▶ _Given instruction_
Make an exact copy of the listing below.

▶ _Dataset entries_
______________________________

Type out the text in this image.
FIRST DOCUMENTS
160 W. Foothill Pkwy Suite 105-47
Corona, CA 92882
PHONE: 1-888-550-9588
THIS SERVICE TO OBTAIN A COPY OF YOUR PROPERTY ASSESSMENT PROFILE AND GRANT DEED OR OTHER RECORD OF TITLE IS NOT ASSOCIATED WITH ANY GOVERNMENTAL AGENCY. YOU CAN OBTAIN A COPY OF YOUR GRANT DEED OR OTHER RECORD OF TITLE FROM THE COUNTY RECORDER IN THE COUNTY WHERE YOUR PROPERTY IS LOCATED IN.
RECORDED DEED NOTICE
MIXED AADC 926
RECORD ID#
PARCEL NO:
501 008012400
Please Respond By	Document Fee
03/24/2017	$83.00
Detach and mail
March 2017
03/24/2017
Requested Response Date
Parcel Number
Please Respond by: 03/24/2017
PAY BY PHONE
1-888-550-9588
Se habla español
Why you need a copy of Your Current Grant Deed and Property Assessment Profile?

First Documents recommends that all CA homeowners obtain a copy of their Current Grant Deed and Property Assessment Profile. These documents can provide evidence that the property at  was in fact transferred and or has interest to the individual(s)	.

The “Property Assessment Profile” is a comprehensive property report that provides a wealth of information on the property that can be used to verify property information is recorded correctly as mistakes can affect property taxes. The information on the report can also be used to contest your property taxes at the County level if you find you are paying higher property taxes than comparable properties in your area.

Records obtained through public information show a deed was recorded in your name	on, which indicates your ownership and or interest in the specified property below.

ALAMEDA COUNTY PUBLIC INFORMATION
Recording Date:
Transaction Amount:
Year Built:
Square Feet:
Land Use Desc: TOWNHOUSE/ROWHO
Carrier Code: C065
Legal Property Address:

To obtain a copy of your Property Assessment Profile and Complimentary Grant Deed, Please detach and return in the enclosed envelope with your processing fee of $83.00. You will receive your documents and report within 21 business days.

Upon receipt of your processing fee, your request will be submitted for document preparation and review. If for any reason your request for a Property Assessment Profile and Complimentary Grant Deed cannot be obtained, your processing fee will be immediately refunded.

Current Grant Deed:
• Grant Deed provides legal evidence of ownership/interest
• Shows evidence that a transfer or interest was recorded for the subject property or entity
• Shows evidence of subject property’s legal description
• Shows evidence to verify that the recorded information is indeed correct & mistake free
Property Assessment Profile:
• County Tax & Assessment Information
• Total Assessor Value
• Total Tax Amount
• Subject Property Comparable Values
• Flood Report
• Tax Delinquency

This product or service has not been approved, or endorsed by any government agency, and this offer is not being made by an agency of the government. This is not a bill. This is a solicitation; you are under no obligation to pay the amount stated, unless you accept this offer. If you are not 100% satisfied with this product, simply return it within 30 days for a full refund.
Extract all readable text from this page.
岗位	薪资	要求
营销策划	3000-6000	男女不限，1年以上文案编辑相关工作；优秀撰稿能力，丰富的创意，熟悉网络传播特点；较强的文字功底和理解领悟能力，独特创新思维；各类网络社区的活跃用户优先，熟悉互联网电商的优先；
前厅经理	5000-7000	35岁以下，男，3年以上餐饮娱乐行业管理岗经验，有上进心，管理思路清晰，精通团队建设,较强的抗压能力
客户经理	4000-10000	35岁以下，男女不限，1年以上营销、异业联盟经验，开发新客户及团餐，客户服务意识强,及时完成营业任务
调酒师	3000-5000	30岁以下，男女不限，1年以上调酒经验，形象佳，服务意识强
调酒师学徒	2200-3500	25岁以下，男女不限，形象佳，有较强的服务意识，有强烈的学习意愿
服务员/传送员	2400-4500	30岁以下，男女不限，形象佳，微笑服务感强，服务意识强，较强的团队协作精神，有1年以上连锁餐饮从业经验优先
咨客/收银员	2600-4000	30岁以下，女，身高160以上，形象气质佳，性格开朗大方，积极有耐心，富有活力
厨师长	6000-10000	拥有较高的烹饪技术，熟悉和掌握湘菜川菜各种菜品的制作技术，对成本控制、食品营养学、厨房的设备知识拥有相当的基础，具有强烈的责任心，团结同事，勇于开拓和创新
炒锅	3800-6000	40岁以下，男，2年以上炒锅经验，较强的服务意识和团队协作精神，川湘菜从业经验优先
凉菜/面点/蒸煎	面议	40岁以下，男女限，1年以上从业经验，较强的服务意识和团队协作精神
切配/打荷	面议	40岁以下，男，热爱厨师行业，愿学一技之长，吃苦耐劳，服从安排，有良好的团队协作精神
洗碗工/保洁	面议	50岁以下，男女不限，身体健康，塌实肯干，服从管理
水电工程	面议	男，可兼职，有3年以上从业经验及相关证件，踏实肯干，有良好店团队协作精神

______________________________

▶ _Result of the task_
Type out the text in this image.
FIRST DOCUMENTS
160 W. Foothill Pkwy Suite 105-47
Corona, CA 92882
PHONE: 1-888-550-9588
THIS SERVICE TO OBTAIN A COPY OF YOUR PROPERTY ASSESSMENT PROFILE AND GRANT DEED OR OTHER RECORD OF TITLE IS NOT ASSOCIATED WITH ANY GOVERNMENTAL AGENCY. YOU CAN OBTAIN A COPY OF YOUR GRANT DEED OR OTHER RECORD OF TITLE FROM THE COUNTY RECORDER IN THE COUNTY WHERE YOUR PROPERTY IS LOCATED IN.
RECORDED DEED NOTICE
MIXED AADC 926
RECORD ID#
PARCEL NO:
501 008012400
Please Respond By	Document Fee
03/24/2017	$83.00
Detach and mail
March 2017
03/24/2017
Requested Response Date
Parcel Number
Please Respond by: 03/24/2017
PAY BY PHONE
1-888-550-9588
Se habla español
Why you need a copy of Your Current Grant Deed and Property Assessment Profile?

First Documents recommends that all CA homeowners obtain a copy of their Current Grant Deed and Property Assessment Profile. These documents can provide evidence that the property at  was in fact transferred and or has interest to the individual(s)	.

The “Property Assessment Profile” is a comprehensive property report that provides a wealth of information on the property that can be used to verify property information is recorded correctly as mistakes can affect property taxes. The information on the report can also be used to contest your property taxes at the County level if you find you are paying higher property taxes than comparable properties in your area.

Records obtained through public information show a deed was recorded in your name	on, which indicates your ownership and or interest in the specified property below.

ALAMEDA COUNTY PUBLIC INFORMATION
Recording Date:
Transaction Amount:
Year Built:
Square Feet:
Land Use Desc: TOWNHOUSE/ROWHO
Carrier Code: C065
Legal Property Address:

To obtain a copy of your Property Assessment Profile and Complimentary Grant Deed, Please detach and return in the enclosed envelope with your processing fee of $83.00. You will receive your documents and report within 21 business days.

Upon receipt of your processing fee, your request will be submitted for document preparation and review. If for any reason your request for a Property Assessment Profile and Complimentary Grant Deed cannot be obtained, your processing fee will be immediately refunded.

Current Grant Deed:
• Grant Deed provides legal evidence of ownership/interest
• Shows evidence that a transfer or interest was recorded for the subject property or entity
• Shows evidence of subject property’s legal description
• Shows evidence to verify that the recorded information is indeed correct & mistake free
Property Assessment Profile:
• County Tax & Assessment Information
• Total Assessor Value
• Total Tax Amount
• Subject Property Comparable Values
• Flood Report
• Tax Delinquency

This product or service has not been approved, or endorsed by any government agency, and this offer is not being made by an agency of the government. This is not a bill. This is a solicitation; you are under no obligation to pay the amount stated, unless you accept this offer. If you are not 100% satisfied with this product, simply return it within 30 days for a full refund.
Extract all readable text from this page.
岗位	薪资	要求
营销策划	3000-6000	男女不限，1年以上文案编辑相关工作；优秀撰稿能力，丰富的创意，熟悉网络传播特点；较强的文字功底和理解领悟能力，独特创新思维；各类网络社区的活跃用户优先，熟悉互联网电商的优先；
前厅经理	5000-7000	35岁以下，男，3年以上餐饮娱乐行业管理岗经验，有上进心，管理思路清晰，精通团队建设,较强的抗压能力
客户经理	4000-10000	35岁以下，男女不限，1年以上营销、异业联盟经验，开发新客户及团餐，客户服务意识强,及时完成营业任务
调酒师	3000-5000	30岁以下，男女不限，1年以上调酒经验，形象佳，服务意识强
调酒师学徒	2200-3500	25岁以下，男女不限，形象佳，有较强的服务意识，有强烈的学习意愿
服务员/传送员	2400-4500	30岁以下，男女不限，形象佳，微笑服务感强，服务意识强，较强的团队协作精神，有1年以上连锁餐饮从业经验优先
咨客/收银员	2600-4000	30岁以下，女，身高160以上，形象气质佳，性格开朗大方，积极有耐心，富有活力
厨师长	6000-10000	拥有较高的烹饪技术，熟悉和掌握湘菜川菜各种菜品的制作技术，对成本控制、食品营养学、厨房的设备知识拥有相当的基础，具有强烈的责任心，团结同事，勇于开拓和创新
炒锅	3800-6000	40岁以下，男，2年以上炒锅经验，较强的服务意识和团队协作精神，川湘菜从业经验优先
凉菜/面点/蒸煎	面议	40岁以下，男女限，1年以上从业经验，较强的服务意识和团队协作精神
切配/打荷	面议	40岁以下，男，热爱厨师行业，愿学一技之长，吃苦耐劳，服从安排，有良好的团队协作精神
洗碗工/保洁	面议	50岁以下，男女不限，身体健康，塌实肯干，服从管理
水电工程	面议	男，可兼职，有3年以上从业经验及相关证件，踏实肯干，有良好店团队协作精神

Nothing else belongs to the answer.